Identify each line in the records below that contains the word "text", and copy it.

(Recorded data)
===

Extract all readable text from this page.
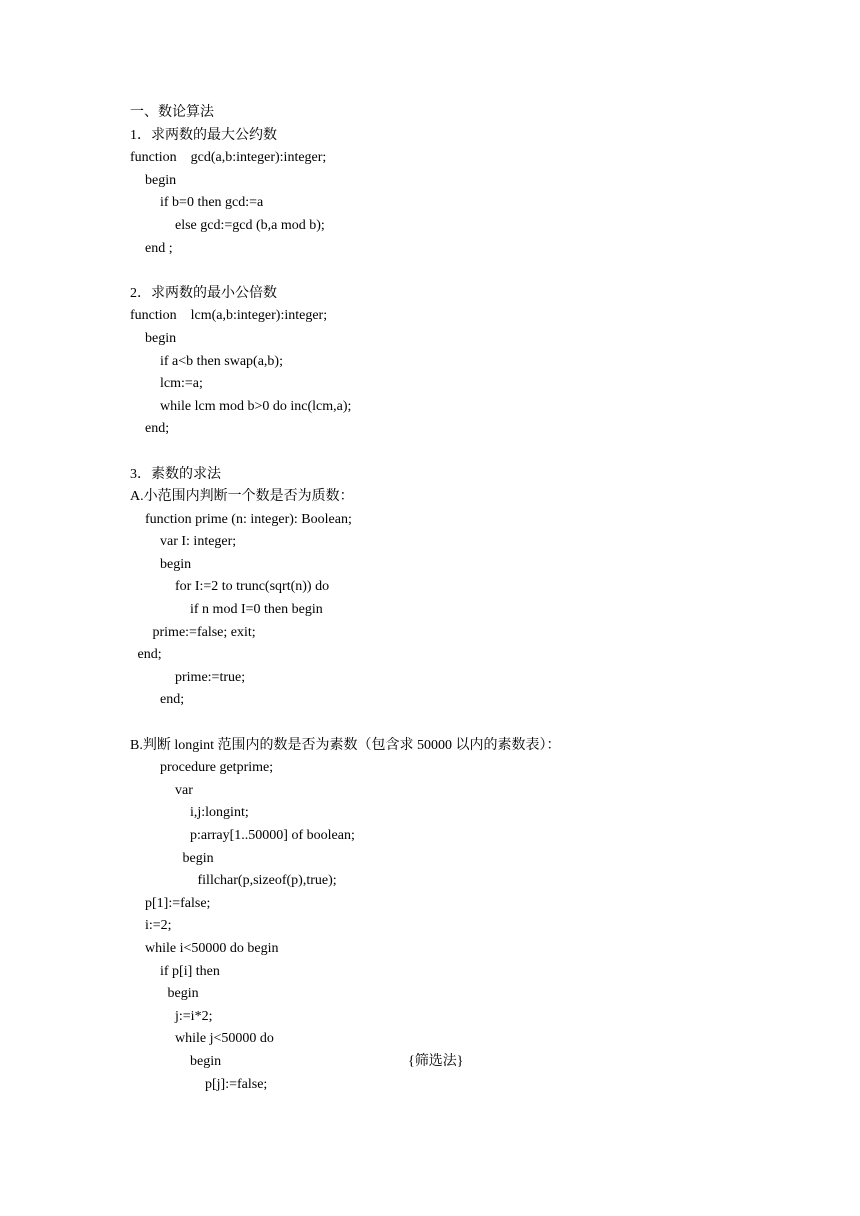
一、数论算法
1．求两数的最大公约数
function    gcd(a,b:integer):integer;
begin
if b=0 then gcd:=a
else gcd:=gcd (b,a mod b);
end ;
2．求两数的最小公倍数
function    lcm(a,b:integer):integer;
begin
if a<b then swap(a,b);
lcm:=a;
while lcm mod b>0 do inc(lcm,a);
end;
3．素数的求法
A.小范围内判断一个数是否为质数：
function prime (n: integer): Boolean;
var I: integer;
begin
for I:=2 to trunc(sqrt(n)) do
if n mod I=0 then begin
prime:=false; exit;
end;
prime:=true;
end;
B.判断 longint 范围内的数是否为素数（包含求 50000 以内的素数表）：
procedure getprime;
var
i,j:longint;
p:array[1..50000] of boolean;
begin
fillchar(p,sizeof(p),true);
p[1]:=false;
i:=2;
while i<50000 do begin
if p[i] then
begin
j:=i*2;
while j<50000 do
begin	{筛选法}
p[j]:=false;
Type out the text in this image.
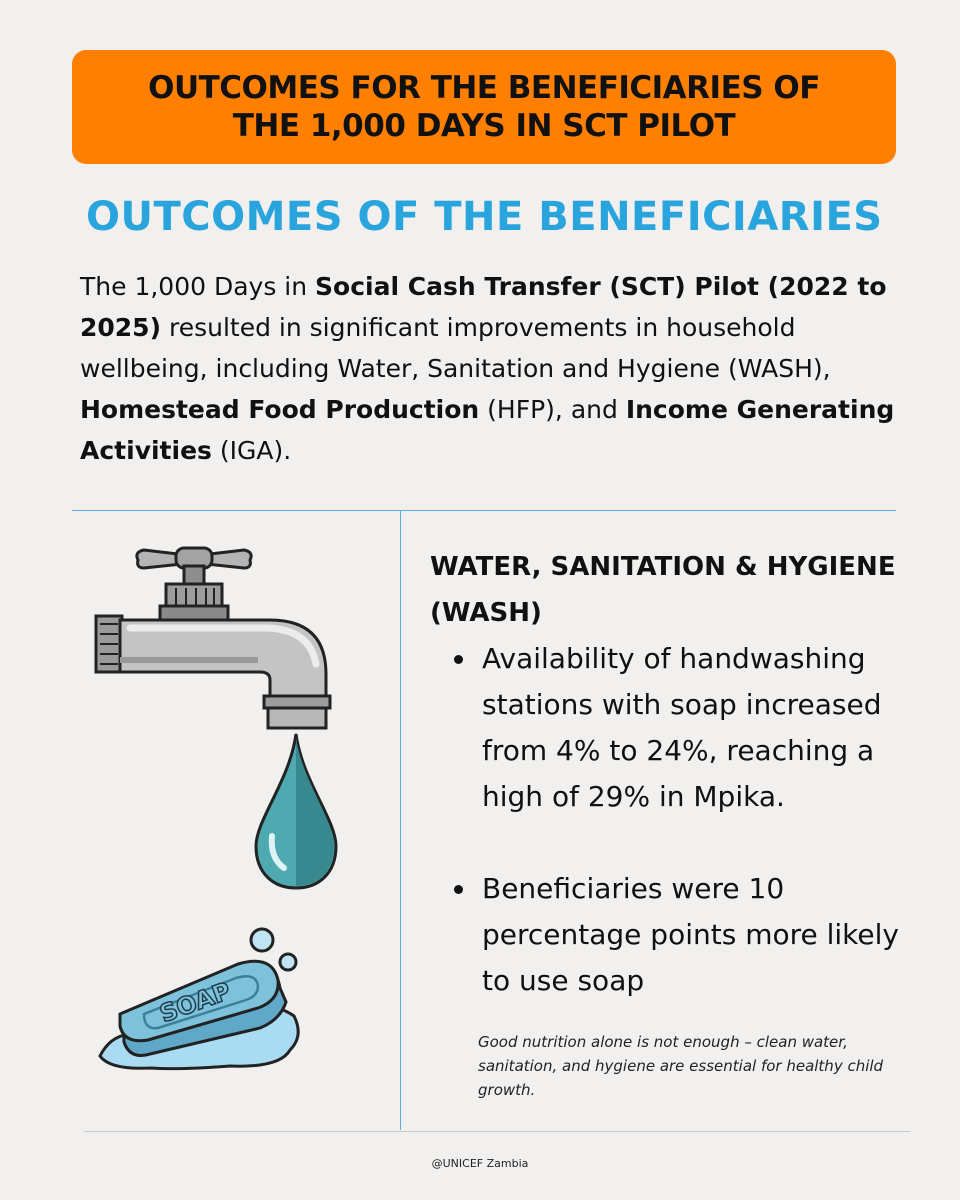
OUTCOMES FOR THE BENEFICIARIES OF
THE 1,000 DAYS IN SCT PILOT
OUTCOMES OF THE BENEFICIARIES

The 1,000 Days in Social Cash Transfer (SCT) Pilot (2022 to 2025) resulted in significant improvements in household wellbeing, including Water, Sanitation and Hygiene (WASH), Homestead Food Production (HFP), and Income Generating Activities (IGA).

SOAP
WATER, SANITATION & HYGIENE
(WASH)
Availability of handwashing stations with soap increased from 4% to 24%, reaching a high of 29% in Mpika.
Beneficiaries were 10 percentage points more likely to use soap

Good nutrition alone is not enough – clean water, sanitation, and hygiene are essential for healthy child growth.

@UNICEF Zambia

===

▸ RESPONSE TO THIS TASK
Extract all readable text from this page.
Type out the text in this image.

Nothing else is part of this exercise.